Assigned task
Leave out the pictures and output the data verbatim.

------------------------------

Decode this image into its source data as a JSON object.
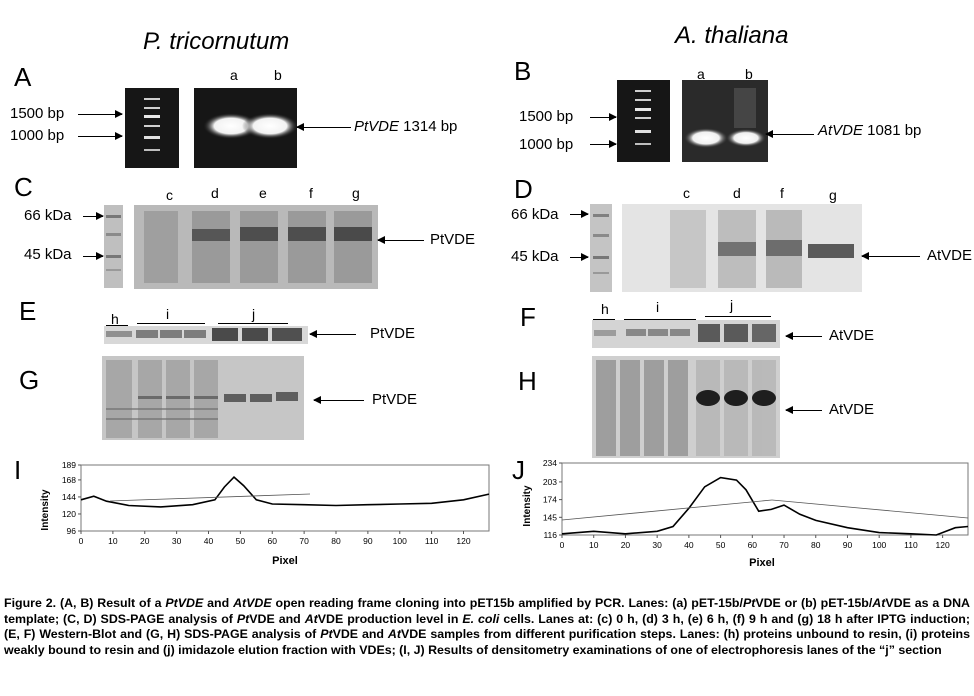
{
  "titles": {
    "left": "P. tricornutum",
    "right": "A. thaliana"
  },
  "panels": {
    "A": "A",
    "B": "B",
    "C": "C",
    "D": "D",
    "E": "E",
    "F": "F",
    "G": "G",
    "H": "H",
    "I": "I",
    "J": "J"
  },
  "bp": {
    "b1500": "1500 bp",
    "b1000": "1000 bp"
  },
  "kda": {
    "k66": "66 kDa",
    "k45": "45 kDa"
  },
  "lanes": {
    "a": "a",
    "b": "b",
    "c": "c",
    "d": "d",
    "e": "e",
    "f": "f",
    "g": "g",
    "h": "h",
    "i": "i",
    "j": "j"
  },
  "labels": {
    "ptvde_pcr_gene": "PtVDE",
    "ptvde_pcr_size": " 1314 bp",
    "atvde_pcr_gene": "AtVDE",
    "atvde_pcr_size": " 1081 bp",
    "ptvde": "PtVDE",
    "atvde": "AtVDE"
  },
  "plot_i": {
    "ylabel": "Intensity",
    "xlabel": "Pixel",
    "yticks": [
      "189",
      "168",
      "144",
      "120",
      "96"
    ],
    "xticks": [
      "0",
      "10",
      "20",
      "30",
      "40",
      "50",
      "60",
      "70",
      "80",
      "90",
      "100",
      "110",
      "120"
    ]
  },
  "plot_j": {
    "ylabel": "Intensity",
    "xlabel": "Pixel",
    "yticks": [
      "234",
      "203",
      "174",
      "145",
      "116"
    ],
    "xticks": [
      "0",
      "10",
      "20",
      "30",
      "40",
      "50",
      "60",
      "70",
      "80",
      "90",
      "100",
      "110",
      "120"
    ]
  },
  "chart_data": [
    {
      "type": "line",
      "name": "I",
      "xlabel": "Pixel",
      "ylabel": "Intensity",
      "xlim": [
        0,
        128
      ],
      "ylim": [
        96,
        189
      ],
      "x": [
        0,
        4,
        8,
        15,
        25,
        35,
        42,
        45,
        48,
        51,
        55,
        60,
        70,
        80,
        90,
        100,
        110,
        120,
        128
      ],
      "values": [
        140,
        145,
        138,
        132,
        130,
        133,
        140,
        158,
        172,
        160,
        140,
        134,
        133,
        132,
        133,
        134,
        135,
        140,
        148
      ]
    },
    {
      "type": "line",
      "name": "J",
      "xlabel": "Pixel",
      "ylabel": "Intensity",
      "xlim": [
        0,
        128
      ],
      "ylim": [
        116,
        234
      ],
      "x": [
        0,
        5,
        10,
        20,
        30,
        35,
        40,
        45,
        50,
        55,
        58,
        62,
        66,
        70,
        75,
        80,
        90,
        100,
        110,
        118,
        124,
        128
      ],
      "values": [
        118,
        120,
        122,
        118,
        122,
        130,
        160,
        195,
        210,
        206,
        190,
        155,
        158,
        165,
        150,
        140,
        128,
        120,
        118,
        116,
        128,
        130
      ]
    }
  ],
  "caption": {
    "p1": "Figure 2. (A, B) Result of a ",
    "i1": "PtVDE",
    "p2": " and ",
    "i2": "AtVDE",
    "p3": " open reading frame cloning into pET15b amplified by PCR. Lanes: (a) pET-15b/",
    "i3": "Pt",
    "p4": "VDE or (b) pET-15b/",
    "i4": "At",
    "p5": "VDE as a DNA template; (C, D) SDS-PAGE analysis of ",
    "i5": "Pt",
    "p6": "VDE and ",
    "i6": "At",
    "p7": "VDE production level in ",
    "i7": "E. coli",
    "p8": " cells. Lanes at: (c) 0 h, (d) 3 h, (e) 6 h, (f) 9 h and (g) 18 h after IPTG induction; (E, F) Western-Blot and (G, H) SDS-PAGE analysis of ",
    "i8": "Pt",
    "p9": "VDE and ",
    "i9": "At",
    "p10": "VDE samples from different purification steps. Lanes: (h) proteins unbound to resin, (i) proteins weakly bound to resin and (j) imidazole elution fraction with VDEs; (I, J) Results of densitometry examinations of one of electrophoresis lanes of the “j” section"
  }
}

------------------------------

Answer space
Decode this image into its source data as a JSON object.
{
  "titles": {
    "left": "P. tricornutum",
    "right": "A. thaliana"
  },
  "panels": {
    "A": "A",
    "B": "B",
    "C": "C",
    "D": "D",
    "E": "E",
    "F": "F",
    "G": "G",
    "H": "H",
    "I": "I",
    "J": "J"
  },
  "bp": {
    "b1500": "1500 bp",
    "b1000": "1000 bp"
  },
  "kda": {
    "k66": "66 kDa",
    "k45": "45 kDa"
  },
  "lanes": {
    "a": "a",
    "b": "b",
    "c": "c",
    "d": "d",
    "e": "e",
    "f": "f",
    "g": "g",
    "h": "h",
    "i": "i",
    "j": "j"
  },
  "labels": {
    "ptvde_pcr_gene": "PtVDE",
    "ptvde_pcr_size": " 1314 bp",
    "atvde_pcr_gene": "AtVDE",
    "atvde_pcr_size": " 1081 bp",
    "ptvde": "PtVDE",
    "atvde": "AtVDE"
  },
  "plot_i": {
    "ylabel": "Intensity",
    "xlabel": "Pixel",
    "yticks": [
      "189",
      "168",
      "144",
      "120",
      "96"
    ],
    "xticks": [
      "0",
      "10",
      "20",
      "30",
      "40",
      "50",
      "60",
      "70",
      "80",
      "90",
      "100",
      "110",
      "120"
    ]
  },
  "plot_j": {
    "ylabel": "Intensity",
    "xlabel": "Pixel",
    "yticks": [
      "234",
      "203",
      "174",
      "145",
      "116"
    ],
    "xticks": [
      "0",
      "10",
      "20",
      "30",
      "40",
      "50",
      "60",
      "70",
      "80",
      "90",
      "100",
      "110",
      "120"
    ]
  },
  "chart_data": [
    {
      "type": "line",
      "name": "I",
      "xlabel": "Pixel",
      "ylabel": "Intensity",
      "xlim": [
        0,
        128
      ],
      "ylim": [
        96,
        189
      ],
      "x": [
        0,
        4,
        8,
        15,
        25,
        35,
        42,
        45,
        48,
        51,
        55,
        60,
        70,
        80,
        90,
        100,
        110,
        120,
        128
      ],
      "values": [
        140,
        145,
        138,
        132,
        130,
        133,
        140,
        158,
        172,
        160,
        140,
        134,
        133,
        132,
        133,
        134,
        135,
        140,
        148
      ]
    },
    {
      "type": "line",
      "name": "J",
      "xlabel": "Pixel",
      "ylabel": "Intensity",
      "xlim": [
        0,
        128
      ],
      "ylim": [
        116,
        234
      ],
      "x": [
        0,
        5,
        10,
        20,
        30,
        35,
        40,
        45,
        50,
        55,
        58,
        62,
        66,
        70,
        75,
        80,
        90,
        100,
        110,
        118,
        124,
        128
      ],
      "values": [
        118,
        120,
        122,
        118,
        122,
        130,
        160,
        195,
        210,
        206,
        190,
        155,
        158,
        165,
        150,
        140,
        128,
        120,
        118,
        116,
        128,
        130
      ]
    }
  ],
  "caption": {
    "p1": "Figure 2. (A, B) Result of a ",
    "i1": "PtVDE",
    "p2": " and ",
    "i2": "AtVDE",
    "p3": " open reading frame cloning into pET15b amplified by PCR. Lanes: (a) pET-15b/",
    "i3": "Pt",
    "p4": "VDE or (b) pET-15b/",
    "i4": "At",
    "p5": "VDE as a DNA template; (C, D) SDS-PAGE analysis of ",
    "i5": "Pt",
    "p6": "VDE and ",
    "i6": "At",
    "p7": "VDE production level in ",
    "i7": "E. coli",
    "p8": " cells. Lanes at: (c) 0 h, (d) 3 h, (e) 6 h, (f) 9 h and (g) 18 h after IPTG induction; (E, F) Western-Blot and (G, H) SDS-PAGE analysis of ",
    "i8": "Pt",
    "p9": "VDE and ",
    "i9": "At",
    "p10": "VDE samples from different purification steps. Lanes: (h) proteins unbound to resin, (i) proteins weakly bound to resin and (j) imidazole elution fraction with VDEs; (I, J) Results of densitometry examinations of one of electrophoresis lanes of the “j” section"
  }
}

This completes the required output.